──────── Recorded data ────────
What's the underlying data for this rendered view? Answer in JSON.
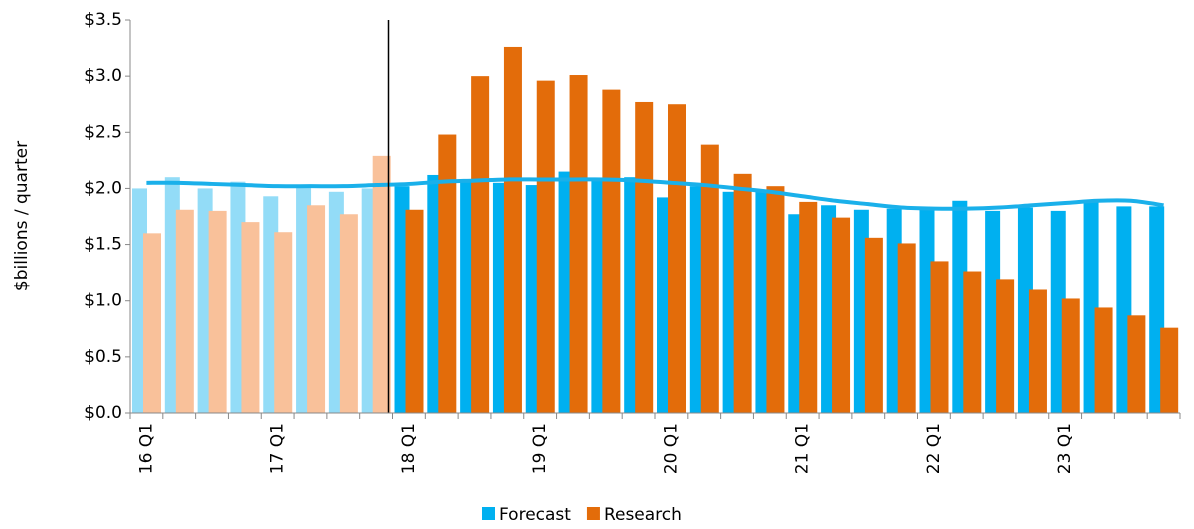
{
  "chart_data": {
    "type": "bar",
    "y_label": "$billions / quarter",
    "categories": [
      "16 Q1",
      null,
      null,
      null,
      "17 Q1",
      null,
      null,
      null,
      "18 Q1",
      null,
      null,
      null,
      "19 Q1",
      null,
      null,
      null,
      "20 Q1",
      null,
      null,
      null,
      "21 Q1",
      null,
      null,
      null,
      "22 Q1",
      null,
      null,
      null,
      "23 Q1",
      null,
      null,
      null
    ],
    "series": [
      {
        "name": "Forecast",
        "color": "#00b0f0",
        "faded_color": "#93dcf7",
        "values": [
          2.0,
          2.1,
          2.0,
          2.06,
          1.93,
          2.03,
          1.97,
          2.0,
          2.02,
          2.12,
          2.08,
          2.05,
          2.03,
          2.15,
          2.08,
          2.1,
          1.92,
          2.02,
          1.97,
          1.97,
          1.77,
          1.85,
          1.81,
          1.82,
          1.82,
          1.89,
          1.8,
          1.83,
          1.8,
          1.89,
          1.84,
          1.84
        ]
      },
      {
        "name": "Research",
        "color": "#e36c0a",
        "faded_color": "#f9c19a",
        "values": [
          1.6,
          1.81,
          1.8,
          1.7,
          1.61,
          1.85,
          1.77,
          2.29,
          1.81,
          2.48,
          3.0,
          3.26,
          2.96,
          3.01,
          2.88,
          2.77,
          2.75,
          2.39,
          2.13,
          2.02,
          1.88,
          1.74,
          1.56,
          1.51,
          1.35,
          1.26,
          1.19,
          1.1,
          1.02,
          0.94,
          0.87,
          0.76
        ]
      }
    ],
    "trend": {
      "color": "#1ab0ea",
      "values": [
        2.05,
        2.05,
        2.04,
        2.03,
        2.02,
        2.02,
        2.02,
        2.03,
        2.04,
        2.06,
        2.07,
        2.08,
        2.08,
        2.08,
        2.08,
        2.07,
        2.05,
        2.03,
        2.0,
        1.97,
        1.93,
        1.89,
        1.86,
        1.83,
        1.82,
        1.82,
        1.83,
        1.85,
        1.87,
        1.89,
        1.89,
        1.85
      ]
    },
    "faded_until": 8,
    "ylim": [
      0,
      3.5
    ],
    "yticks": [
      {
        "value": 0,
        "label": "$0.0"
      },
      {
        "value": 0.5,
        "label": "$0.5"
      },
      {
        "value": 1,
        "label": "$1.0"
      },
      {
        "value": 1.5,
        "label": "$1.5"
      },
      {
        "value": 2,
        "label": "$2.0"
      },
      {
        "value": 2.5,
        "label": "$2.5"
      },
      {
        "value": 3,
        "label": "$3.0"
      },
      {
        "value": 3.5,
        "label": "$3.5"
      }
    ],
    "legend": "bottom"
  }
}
────────
The listing above must be printed again exactly, minus its pictures.

In response:
What's the underlying data for this rendered view? Answer in JSON.
{
  "chart_data": {
    "type": "bar",
    "y_label": "$billions / quarter",
    "categories": [
      "16 Q1",
      null,
      null,
      null,
      "17 Q1",
      null,
      null,
      null,
      "18 Q1",
      null,
      null,
      null,
      "19 Q1",
      null,
      null,
      null,
      "20 Q1",
      null,
      null,
      null,
      "21 Q1",
      null,
      null,
      null,
      "22 Q1",
      null,
      null,
      null,
      "23 Q1",
      null,
      null,
      null
    ],
    "series": [
      {
        "name": "Forecast",
        "color": "#00b0f0",
        "faded_color": "#93dcf7",
        "values": [
          2.0,
          2.1,
          2.0,
          2.06,
          1.93,
          2.03,
          1.97,
          2.0,
          2.02,
          2.12,
          2.08,
          2.05,
          2.03,
          2.15,
          2.08,
          2.1,
          1.92,
          2.02,
          1.97,
          1.97,
          1.77,
          1.85,
          1.81,
          1.82,
          1.82,
          1.89,
          1.8,
          1.83,
          1.8,
          1.89,
          1.84,
          1.84
        ]
      },
      {
        "name": "Research",
        "color": "#e36c0a",
        "faded_color": "#f9c19a",
        "values": [
          1.6,
          1.81,
          1.8,
          1.7,
          1.61,
          1.85,
          1.77,
          2.29,
          1.81,
          2.48,
          3.0,
          3.26,
          2.96,
          3.01,
          2.88,
          2.77,
          2.75,
          2.39,
          2.13,
          2.02,
          1.88,
          1.74,
          1.56,
          1.51,
          1.35,
          1.26,
          1.19,
          1.1,
          1.02,
          0.94,
          0.87,
          0.76
        ]
      }
    ],
    "trend": {
      "color": "#1ab0ea",
      "values": [
        2.05,
        2.05,
        2.04,
        2.03,
        2.02,
        2.02,
        2.02,
        2.03,
        2.04,
        2.06,
        2.07,
        2.08,
        2.08,
        2.08,
        2.08,
        2.07,
        2.05,
        2.03,
        2.0,
        1.97,
        1.93,
        1.89,
        1.86,
        1.83,
        1.82,
        1.82,
        1.83,
        1.85,
        1.87,
        1.89,
        1.89,
        1.85
      ]
    },
    "faded_until": 8,
    "ylim": [
      0,
      3.5
    ],
    "yticks": [
      {
        "value": 0,
        "label": "$0.0"
      },
      {
        "value": 0.5,
        "label": "$0.5"
      },
      {
        "value": 1,
        "label": "$1.0"
      },
      {
        "value": 1.5,
        "label": "$1.5"
      },
      {
        "value": 2,
        "label": "$2.0"
      },
      {
        "value": 2.5,
        "label": "$2.5"
      },
      {
        "value": 3,
        "label": "$3.0"
      },
      {
        "value": 3.5,
        "label": "$3.5"
      }
    ],
    "legend": "bottom"
  }
}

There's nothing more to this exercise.